START RECORDS PROVIDED

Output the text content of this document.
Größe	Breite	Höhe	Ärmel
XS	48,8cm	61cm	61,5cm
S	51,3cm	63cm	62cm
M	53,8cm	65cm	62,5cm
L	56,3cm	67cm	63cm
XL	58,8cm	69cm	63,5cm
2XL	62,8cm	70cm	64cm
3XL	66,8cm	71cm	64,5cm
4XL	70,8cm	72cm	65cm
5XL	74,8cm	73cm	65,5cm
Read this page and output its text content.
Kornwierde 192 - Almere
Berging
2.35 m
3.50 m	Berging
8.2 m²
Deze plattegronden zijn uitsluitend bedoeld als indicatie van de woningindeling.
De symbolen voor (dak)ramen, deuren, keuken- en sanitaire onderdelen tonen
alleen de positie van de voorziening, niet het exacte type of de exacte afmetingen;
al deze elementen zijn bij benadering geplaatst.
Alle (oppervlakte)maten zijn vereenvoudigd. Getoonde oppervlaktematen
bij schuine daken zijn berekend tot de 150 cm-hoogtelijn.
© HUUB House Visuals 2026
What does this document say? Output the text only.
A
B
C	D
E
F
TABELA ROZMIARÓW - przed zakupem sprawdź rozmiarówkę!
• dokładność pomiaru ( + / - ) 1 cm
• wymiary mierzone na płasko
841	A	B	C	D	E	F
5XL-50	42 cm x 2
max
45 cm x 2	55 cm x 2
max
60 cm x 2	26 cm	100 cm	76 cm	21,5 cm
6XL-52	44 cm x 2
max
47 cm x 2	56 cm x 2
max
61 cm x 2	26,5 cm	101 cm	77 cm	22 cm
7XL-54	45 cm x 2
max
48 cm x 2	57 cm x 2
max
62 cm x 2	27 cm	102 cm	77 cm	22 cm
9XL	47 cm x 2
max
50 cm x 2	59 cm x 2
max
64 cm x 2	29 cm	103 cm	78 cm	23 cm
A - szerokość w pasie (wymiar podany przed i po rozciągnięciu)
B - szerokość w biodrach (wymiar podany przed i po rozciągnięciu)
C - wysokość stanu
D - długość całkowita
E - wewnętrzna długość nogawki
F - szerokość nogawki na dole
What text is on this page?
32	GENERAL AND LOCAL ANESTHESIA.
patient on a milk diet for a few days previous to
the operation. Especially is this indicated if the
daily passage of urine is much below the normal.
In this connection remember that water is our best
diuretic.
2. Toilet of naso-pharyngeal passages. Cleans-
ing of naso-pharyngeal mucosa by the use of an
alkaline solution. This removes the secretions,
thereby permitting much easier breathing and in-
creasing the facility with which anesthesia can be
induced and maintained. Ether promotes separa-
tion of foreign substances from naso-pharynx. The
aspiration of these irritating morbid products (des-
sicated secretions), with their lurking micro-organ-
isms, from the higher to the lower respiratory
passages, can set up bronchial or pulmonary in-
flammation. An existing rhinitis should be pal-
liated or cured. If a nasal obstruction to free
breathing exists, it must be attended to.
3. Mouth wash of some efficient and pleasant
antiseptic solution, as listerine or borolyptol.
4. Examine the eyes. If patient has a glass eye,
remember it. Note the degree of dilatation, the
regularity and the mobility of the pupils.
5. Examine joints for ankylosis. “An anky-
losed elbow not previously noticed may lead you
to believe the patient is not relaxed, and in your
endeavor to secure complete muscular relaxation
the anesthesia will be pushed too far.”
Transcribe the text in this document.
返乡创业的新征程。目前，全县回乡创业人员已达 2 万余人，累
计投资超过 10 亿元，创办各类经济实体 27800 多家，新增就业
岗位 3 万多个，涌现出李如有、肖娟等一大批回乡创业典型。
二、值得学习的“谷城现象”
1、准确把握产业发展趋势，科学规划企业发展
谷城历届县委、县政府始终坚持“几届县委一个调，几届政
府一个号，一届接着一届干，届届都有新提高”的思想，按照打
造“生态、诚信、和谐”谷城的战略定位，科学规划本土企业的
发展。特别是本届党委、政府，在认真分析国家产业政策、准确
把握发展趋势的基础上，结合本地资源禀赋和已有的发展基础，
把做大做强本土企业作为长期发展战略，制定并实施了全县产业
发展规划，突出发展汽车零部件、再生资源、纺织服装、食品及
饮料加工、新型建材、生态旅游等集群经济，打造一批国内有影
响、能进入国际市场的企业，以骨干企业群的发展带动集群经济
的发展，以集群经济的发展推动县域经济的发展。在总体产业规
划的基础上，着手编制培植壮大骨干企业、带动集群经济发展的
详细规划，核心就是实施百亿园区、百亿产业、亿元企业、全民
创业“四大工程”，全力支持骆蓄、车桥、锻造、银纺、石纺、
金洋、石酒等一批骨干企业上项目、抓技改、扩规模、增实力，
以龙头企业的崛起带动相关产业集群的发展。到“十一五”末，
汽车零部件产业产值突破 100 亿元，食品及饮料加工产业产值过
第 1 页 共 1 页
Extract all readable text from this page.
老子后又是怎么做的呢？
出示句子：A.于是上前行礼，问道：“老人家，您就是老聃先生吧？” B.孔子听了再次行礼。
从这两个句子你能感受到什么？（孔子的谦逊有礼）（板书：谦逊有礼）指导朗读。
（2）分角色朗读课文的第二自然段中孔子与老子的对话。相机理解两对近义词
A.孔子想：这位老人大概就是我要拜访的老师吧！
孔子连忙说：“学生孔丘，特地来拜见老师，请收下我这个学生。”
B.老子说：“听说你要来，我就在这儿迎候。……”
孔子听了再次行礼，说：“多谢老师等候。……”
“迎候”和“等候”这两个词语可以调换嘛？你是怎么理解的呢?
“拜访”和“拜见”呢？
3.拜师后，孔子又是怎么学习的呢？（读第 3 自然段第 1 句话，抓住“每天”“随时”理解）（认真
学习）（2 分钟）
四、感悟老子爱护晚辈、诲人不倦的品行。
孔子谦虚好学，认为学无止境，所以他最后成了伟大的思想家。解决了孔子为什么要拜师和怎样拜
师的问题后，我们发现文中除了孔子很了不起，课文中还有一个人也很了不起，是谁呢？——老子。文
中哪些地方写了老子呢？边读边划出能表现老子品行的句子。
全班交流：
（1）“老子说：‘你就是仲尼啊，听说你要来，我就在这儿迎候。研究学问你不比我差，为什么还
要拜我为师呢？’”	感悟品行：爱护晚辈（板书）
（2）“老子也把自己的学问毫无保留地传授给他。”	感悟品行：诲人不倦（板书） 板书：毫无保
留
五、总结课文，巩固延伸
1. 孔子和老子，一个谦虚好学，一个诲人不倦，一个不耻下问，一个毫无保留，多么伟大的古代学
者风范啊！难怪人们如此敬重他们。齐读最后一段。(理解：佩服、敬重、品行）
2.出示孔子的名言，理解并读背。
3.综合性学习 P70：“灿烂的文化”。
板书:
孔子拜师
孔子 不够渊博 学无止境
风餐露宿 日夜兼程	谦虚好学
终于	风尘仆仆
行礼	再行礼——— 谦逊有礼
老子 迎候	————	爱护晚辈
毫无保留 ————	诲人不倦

END RECORDS PROVIDED

• _WHAT THE EXERCISE ASKS_: Check each line of the entries for the string "孔子听了再次行礼". Copy the lines that have it.

• _WRITTEN RESPONSE_:
出示句子：A.于是上前行礼，问道：“老人家，您就是老聃先生吧？” B.孔子听了再次行礼。
孔子听了再次行礼，说：“多谢老师等候。……”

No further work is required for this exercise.